◆ ITEMS:
● ● ● ● ●

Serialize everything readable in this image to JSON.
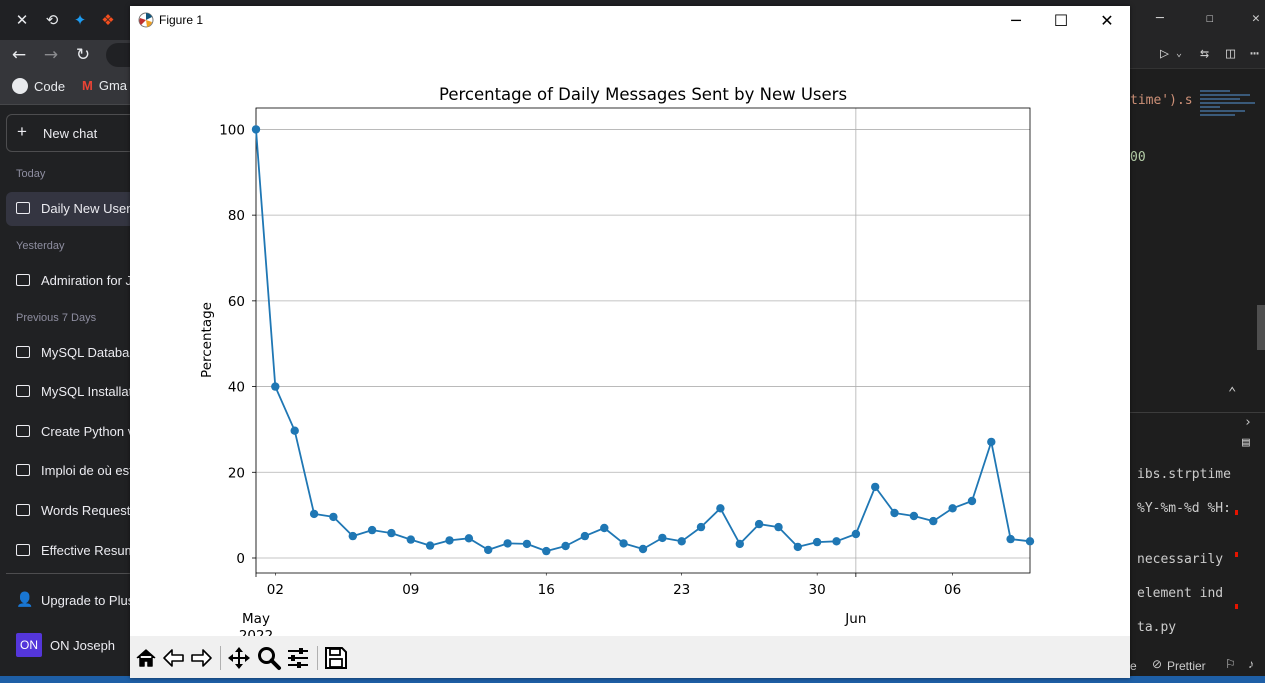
{
  "browser": {
    "bookmarks": [
      "Code",
      "Gma"
    ]
  },
  "sidebar": {
    "new_chat": "New chat",
    "sections": [
      {
        "label": "Today",
        "items": [
          "Daily New User"
        ]
      },
      {
        "label": "Yesterday",
        "items": [
          "Admiration for J"
        ]
      },
      {
        "label": "Previous 7 Days",
        "items": [
          "MySQL Databas",
          "MySQL Installat",
          "Create Python v",
          "Imploi de où est",
          "Words Requeste",
          "Effective Resum"
        ]
      }
    ],
    "upgrade": "Upgrade to Plus",
    "user": {
      "initials": "ON",
      "name": "ON Joseph"
    }
  },
  "editor": {
    "code_lines": [
      "time').s",
      "00"
    ],
    "terminal_lines": [
      "ibs.strptime",
      "%Y-%m-%d %H:",
      "necessarily",
      "element ind",
      "ta.py"
    ],
    "status": [
      "e",
      "Prettier"
    ]
  },
  "figure": {
    "window_title": "Figure 1",
    "colors": {
      "line": "#1f77b4",
      "grid": "#b0b0b0"
    }
  },
  "chart_data": {
    "type": "line",
    "title": "Percentage of Daily Messages Sent by New Users",
    "xlabel": "",
    "ylabel": "Percentage",
    "ylim": [
      -3.5,
      105
    ],
    "xlim": [
      "2022-05-01",
      "2022-06-10"
    ],
    "grid": true,
    "y_ticks": [
      0,
      20,
      40,
      60,
      80,
      100
    ],
    "x_major_ticks": [
      {
        "date": "2022-05-01",
        "label": "May",
        "sublabel": "2022"
      },
      {
        "date": "2022-06-01",
        "label": "Jun",
        "sublabel": ""
      }
    ],
    "x_minor_ticks": [
      {
        "date": "2022-05-02",
        "label": "02"
      },
      {
        "date": "2022-05-09",
        "label": "09"
      },
      {
        "date": "2022-05-16",
        "label": "16"
      },
      {
        "date": "2022-05-23",
        "label": "23"
      },
      {
        "date": "2022-05-30",
        "label": "30"
      },
      {
        "date": "2022-06-06",
        "label": "06"
      }
    ],
    "x": [
      "2022-05-01",
      "2022-05-02",
      "2022-05-03",
      "2022-05-04",
      "2022-05-05",
      "2022-05-06",
      "2022-05-07",
      "2022-05-08",
      "2022-05-09",
      "2022-05-10",
      "2022-05-11",
      "2022-05-12",
      "2022-05-13",
      "2022-05-14",
      "2022-05-15",
      "2022-05-16",
      "2022-05-17",
      "2022-05-18",
      "2022-05-19",
      "2022-05-20",
      "2022-05-21",
      "2022-05-22",
      "2022-05-23",
      "2022-05-24",
      "2022-05-25",
      "2022-05-26",
      "2022-05-27",
      "2022-05-28",
      "2022-05-29",
      "2022-05-30",
      "2022-05-31",
      "2022-06-01",
      "2022-06-02",
      "2022-06-03",
      "2022-06-04",
      "2022-06-05",
      "2022-06-06",
      "2022-06-07",
      "2022-06-08",
      "2022-06-09",
      "2022-06-10"
    ],
    "series": [
      {
        "values": [
          100,
          40,
          29.7,
          10.3,
          9.6,
          5.1,
          6.5,
          5.8,
          4.3,
          2.9,
          4.1,
          4.6,
          1.9,
          3.4,
          3.3,
          1.6,
          2.8,
          5.1,
          7.0,
          3.4,
          2.1,
          4.7,
          3.9,
          7.2,
          11.6,
          3.3,
          7.9,
          7.2,
          2.6,
          3.7,
          3.9,
          5.6,
          16.6,
          10.5,
          9.8,
          8.6,
          11.6,
          13.3,
          27.1,
          4.4,
          3.9
        ]
      }
    ]
  }
}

● ● ● ● ●

◆ EXERCISE GOAL: State how many lines of the entries above include the word "date", offering no text other than the number.

◆ RESPONSE TO THIS EXERCISE: 8